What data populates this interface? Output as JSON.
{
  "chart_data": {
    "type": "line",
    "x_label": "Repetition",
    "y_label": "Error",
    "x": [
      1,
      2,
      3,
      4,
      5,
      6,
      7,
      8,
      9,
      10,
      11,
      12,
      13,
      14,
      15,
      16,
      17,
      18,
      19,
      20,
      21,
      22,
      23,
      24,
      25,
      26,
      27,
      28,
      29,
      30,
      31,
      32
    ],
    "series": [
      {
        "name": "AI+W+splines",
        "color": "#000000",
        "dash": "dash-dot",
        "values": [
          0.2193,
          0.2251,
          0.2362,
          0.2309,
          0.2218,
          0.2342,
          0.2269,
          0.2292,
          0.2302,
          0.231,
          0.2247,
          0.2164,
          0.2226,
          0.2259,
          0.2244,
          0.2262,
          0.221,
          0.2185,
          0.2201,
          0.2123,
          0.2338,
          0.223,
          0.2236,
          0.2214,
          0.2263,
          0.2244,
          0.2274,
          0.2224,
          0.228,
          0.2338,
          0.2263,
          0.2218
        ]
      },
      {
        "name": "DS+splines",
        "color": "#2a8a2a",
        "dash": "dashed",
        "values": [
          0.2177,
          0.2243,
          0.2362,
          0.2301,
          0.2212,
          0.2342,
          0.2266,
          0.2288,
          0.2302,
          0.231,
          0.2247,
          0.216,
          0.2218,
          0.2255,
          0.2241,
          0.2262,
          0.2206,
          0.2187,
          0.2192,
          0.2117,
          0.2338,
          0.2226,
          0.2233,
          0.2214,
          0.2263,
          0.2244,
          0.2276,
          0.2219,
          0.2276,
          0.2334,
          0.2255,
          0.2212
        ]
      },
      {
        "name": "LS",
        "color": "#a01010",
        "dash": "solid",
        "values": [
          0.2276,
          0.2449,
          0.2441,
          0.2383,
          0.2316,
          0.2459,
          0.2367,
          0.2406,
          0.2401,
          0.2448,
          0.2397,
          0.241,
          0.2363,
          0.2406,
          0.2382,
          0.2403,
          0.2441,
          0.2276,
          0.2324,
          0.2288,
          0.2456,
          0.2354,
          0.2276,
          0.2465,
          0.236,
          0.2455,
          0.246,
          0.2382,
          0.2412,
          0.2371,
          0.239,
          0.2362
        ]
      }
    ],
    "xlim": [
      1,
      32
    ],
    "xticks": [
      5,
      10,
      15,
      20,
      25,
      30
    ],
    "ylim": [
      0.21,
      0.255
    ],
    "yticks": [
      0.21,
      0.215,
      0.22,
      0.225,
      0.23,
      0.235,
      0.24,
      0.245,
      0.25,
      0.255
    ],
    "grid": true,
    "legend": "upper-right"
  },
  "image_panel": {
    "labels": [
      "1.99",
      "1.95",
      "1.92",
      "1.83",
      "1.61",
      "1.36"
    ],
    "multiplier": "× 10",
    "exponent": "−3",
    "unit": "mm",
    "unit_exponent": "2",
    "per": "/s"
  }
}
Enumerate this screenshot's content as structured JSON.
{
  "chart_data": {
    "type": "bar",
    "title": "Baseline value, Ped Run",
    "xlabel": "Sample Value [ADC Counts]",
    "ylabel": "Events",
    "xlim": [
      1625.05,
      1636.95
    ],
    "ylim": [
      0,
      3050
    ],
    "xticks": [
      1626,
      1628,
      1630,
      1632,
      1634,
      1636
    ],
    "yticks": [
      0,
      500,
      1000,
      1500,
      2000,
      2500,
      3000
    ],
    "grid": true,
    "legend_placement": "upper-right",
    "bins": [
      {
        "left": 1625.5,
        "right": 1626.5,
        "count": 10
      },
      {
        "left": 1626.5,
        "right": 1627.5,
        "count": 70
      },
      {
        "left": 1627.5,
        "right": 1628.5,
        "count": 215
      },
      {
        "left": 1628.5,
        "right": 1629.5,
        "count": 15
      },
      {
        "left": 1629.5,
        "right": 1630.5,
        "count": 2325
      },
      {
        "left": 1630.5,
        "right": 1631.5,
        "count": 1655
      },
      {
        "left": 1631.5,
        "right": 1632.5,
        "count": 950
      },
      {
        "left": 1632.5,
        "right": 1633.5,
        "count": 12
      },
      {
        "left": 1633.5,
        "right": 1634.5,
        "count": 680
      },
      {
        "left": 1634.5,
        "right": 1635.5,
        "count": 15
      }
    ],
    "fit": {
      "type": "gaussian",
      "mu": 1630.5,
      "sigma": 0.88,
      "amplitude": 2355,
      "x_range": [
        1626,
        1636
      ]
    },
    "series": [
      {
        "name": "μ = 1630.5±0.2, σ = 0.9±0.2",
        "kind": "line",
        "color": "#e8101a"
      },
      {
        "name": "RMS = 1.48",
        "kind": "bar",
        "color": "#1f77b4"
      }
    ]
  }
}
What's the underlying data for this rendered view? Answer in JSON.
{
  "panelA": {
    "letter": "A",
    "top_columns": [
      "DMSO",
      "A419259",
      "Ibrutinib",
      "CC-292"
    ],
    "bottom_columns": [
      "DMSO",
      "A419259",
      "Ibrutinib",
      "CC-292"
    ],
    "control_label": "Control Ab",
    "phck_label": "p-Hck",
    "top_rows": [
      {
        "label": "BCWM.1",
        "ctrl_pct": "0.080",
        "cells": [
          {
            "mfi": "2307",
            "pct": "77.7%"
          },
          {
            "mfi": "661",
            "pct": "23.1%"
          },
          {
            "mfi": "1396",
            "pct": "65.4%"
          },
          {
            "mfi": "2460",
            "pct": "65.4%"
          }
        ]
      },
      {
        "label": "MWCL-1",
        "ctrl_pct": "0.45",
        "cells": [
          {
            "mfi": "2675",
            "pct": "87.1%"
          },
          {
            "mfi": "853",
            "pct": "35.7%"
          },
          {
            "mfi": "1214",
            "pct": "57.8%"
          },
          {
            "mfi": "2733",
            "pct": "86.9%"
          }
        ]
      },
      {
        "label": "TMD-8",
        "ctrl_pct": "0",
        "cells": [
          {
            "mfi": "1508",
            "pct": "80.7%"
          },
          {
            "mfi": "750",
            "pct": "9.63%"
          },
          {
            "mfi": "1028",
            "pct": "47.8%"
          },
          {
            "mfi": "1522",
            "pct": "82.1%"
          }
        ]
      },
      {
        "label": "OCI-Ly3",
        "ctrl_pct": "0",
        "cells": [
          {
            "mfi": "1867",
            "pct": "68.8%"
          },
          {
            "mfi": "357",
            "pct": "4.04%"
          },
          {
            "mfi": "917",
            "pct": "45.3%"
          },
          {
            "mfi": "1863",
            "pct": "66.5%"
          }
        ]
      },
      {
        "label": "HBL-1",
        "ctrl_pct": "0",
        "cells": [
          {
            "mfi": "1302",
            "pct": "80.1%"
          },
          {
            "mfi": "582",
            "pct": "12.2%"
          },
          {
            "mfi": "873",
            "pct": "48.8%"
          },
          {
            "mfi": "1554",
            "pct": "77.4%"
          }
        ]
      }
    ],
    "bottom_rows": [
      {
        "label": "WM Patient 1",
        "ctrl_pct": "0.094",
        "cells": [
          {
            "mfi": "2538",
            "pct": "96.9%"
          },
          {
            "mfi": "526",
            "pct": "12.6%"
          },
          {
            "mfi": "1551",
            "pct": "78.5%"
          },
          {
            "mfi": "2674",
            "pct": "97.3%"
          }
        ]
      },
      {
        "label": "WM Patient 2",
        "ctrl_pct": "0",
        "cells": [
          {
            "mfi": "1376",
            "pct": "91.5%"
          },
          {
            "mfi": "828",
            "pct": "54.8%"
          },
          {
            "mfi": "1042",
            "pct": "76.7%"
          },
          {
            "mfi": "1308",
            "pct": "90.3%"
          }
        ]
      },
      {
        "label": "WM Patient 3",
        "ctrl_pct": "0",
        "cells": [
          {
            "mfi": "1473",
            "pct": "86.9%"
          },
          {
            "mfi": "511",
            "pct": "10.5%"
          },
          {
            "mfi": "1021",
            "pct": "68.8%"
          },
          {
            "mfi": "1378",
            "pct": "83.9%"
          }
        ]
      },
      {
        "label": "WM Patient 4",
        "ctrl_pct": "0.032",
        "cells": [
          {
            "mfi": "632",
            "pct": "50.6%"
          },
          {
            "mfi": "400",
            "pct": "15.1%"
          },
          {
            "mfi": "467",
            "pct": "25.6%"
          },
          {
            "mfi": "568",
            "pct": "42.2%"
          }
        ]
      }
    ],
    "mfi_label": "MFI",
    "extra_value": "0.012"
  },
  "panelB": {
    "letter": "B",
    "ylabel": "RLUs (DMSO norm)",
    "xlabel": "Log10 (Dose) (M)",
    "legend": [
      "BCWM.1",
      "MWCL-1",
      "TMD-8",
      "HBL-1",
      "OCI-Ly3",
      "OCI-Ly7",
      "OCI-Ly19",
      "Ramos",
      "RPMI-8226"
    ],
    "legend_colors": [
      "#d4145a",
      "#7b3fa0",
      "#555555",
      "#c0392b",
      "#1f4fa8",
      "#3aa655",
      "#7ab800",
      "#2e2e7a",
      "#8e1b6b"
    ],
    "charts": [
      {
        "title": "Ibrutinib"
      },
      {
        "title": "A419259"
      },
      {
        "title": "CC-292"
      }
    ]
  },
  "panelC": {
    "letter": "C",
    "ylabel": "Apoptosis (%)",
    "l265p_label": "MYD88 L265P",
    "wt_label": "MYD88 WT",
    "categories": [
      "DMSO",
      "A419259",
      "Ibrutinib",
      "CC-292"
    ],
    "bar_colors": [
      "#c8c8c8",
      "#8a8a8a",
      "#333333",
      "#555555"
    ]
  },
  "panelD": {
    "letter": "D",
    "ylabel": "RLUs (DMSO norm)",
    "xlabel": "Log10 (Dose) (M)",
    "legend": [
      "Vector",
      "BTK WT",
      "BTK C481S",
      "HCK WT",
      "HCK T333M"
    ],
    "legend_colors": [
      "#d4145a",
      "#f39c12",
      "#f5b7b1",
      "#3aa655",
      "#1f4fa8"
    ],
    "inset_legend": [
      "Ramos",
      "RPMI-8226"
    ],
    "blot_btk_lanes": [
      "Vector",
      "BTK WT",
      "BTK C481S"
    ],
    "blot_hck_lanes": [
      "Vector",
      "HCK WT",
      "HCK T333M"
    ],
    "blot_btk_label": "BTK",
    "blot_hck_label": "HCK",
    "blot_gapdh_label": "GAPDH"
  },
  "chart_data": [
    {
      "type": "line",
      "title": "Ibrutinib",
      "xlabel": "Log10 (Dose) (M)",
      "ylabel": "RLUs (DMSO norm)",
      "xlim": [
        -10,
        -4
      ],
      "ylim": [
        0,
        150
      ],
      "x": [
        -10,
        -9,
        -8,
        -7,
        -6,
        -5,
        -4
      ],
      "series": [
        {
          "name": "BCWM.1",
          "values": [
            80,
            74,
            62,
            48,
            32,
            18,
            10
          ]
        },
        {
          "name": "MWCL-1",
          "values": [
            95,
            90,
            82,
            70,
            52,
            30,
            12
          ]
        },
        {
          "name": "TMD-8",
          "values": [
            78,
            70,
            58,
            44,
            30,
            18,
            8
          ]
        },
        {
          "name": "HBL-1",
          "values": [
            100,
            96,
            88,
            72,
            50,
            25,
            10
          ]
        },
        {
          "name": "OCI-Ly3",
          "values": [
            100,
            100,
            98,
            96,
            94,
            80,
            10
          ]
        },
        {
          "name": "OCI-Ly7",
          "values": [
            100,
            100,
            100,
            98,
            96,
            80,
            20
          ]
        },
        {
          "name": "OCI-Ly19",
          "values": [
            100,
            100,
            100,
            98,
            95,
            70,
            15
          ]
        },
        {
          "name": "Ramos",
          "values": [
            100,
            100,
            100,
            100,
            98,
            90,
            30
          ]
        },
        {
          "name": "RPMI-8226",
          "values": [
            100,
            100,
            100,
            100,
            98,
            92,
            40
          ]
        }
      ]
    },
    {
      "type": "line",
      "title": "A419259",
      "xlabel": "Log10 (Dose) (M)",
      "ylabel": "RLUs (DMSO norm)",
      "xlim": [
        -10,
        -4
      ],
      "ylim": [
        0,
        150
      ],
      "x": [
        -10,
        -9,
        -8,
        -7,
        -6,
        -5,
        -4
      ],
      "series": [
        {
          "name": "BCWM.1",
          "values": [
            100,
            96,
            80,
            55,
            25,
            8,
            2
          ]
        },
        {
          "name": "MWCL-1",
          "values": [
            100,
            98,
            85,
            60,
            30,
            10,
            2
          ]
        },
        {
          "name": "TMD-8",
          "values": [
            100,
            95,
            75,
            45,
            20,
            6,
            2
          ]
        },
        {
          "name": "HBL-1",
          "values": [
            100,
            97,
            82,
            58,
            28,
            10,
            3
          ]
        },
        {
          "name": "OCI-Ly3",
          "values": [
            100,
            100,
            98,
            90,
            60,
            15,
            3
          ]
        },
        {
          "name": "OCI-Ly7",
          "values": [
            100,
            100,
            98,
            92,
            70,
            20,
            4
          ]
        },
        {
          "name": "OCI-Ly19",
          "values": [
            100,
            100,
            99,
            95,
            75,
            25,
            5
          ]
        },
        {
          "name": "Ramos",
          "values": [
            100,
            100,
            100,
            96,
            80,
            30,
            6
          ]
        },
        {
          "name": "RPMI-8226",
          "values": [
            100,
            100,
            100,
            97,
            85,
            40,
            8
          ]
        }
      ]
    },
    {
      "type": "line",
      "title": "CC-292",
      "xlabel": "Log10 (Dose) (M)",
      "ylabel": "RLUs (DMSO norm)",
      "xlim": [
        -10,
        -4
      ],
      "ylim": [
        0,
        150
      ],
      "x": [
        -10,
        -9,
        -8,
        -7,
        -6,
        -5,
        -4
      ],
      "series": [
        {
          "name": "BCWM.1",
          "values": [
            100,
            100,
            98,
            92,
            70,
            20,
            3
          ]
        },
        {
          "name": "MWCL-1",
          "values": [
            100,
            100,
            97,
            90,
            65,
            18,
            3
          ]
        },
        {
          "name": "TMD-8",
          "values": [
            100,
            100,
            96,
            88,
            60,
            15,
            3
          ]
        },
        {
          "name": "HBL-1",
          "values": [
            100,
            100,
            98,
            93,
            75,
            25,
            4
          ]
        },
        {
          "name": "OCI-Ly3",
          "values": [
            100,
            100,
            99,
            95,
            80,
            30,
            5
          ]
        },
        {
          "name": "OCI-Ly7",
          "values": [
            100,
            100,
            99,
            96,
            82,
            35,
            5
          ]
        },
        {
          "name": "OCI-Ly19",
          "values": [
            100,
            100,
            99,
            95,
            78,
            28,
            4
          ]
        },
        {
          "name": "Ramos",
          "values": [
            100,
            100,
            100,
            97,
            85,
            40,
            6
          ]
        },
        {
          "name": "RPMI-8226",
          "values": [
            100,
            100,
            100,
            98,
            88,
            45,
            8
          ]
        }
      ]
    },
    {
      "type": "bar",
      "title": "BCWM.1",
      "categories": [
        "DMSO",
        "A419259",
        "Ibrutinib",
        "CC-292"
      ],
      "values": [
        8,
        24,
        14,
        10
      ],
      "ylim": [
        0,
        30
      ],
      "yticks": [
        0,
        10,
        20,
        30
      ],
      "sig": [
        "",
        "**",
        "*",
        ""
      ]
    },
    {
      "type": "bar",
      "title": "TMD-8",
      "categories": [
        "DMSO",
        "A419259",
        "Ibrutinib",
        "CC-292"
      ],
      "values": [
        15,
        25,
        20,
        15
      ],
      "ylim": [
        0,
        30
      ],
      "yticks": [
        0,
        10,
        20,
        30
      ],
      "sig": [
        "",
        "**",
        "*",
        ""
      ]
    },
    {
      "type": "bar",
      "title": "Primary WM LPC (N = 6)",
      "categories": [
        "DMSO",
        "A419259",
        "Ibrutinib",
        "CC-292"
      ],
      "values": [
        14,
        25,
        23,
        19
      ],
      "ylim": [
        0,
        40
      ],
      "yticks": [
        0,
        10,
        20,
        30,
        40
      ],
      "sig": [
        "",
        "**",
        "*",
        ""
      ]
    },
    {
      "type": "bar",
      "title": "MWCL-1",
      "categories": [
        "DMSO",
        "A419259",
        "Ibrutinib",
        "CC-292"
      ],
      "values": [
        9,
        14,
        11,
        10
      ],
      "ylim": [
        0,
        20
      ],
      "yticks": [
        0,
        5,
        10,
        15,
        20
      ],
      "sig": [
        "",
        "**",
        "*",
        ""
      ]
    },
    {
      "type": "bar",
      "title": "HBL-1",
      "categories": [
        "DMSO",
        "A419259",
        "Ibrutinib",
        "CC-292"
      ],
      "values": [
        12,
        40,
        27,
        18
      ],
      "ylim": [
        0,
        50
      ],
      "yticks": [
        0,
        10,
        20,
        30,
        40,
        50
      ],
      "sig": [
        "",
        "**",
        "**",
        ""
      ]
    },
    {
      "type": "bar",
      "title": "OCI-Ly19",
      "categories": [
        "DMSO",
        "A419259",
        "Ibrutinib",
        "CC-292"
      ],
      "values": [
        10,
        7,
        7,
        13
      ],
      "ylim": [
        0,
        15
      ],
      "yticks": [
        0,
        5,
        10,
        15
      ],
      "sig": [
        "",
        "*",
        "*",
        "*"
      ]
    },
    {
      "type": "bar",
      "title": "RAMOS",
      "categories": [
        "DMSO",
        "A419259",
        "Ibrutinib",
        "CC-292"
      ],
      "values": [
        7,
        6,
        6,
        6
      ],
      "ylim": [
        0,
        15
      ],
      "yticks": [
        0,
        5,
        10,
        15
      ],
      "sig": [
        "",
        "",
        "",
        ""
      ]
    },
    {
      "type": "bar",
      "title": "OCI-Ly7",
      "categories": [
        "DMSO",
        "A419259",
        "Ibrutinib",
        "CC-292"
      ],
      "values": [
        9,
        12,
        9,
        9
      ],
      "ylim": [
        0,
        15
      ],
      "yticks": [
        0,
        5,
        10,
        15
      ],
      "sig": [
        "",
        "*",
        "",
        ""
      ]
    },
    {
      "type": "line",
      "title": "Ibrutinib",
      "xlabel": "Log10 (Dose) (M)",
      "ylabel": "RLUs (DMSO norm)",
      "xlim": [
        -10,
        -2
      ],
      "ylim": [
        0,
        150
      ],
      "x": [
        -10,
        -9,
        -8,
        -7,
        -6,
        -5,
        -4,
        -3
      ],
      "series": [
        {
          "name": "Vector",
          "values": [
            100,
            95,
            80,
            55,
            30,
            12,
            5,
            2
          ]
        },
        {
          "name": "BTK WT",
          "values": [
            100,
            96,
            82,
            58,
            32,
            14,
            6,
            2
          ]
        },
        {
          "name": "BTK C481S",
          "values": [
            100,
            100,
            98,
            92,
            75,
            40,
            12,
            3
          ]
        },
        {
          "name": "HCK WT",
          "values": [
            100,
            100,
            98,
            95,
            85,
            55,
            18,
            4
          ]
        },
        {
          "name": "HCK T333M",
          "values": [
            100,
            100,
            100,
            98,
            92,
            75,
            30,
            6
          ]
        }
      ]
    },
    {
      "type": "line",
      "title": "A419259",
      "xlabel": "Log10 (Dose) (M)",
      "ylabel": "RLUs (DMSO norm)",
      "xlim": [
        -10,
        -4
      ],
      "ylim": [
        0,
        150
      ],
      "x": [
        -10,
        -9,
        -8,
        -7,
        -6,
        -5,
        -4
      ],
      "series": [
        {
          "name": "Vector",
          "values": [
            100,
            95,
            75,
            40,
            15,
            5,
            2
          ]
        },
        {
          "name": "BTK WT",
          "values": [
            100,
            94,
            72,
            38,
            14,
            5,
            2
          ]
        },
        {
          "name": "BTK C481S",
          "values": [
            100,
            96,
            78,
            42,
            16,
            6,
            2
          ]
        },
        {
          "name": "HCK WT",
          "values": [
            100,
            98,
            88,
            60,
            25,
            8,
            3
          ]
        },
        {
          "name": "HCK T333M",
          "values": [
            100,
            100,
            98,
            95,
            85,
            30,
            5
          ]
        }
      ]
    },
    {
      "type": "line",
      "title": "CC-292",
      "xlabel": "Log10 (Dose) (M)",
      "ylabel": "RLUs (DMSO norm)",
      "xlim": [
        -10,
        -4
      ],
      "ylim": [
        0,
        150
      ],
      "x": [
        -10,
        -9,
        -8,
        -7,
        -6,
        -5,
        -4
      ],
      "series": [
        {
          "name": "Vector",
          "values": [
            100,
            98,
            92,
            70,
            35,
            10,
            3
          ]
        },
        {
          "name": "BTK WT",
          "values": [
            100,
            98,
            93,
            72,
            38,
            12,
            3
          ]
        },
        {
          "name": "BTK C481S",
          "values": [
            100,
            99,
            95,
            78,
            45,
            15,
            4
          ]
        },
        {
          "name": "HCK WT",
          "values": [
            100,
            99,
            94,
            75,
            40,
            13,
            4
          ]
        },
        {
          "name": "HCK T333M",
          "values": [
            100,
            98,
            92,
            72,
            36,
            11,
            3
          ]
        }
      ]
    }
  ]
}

##############################

# Instructions to follow:
Find the word "dash" in the entries above and gather every line that holds it.

# Exercise answer:
        "dash": "dash-dot",
        "dash": "dashed",
        "dash": "solid",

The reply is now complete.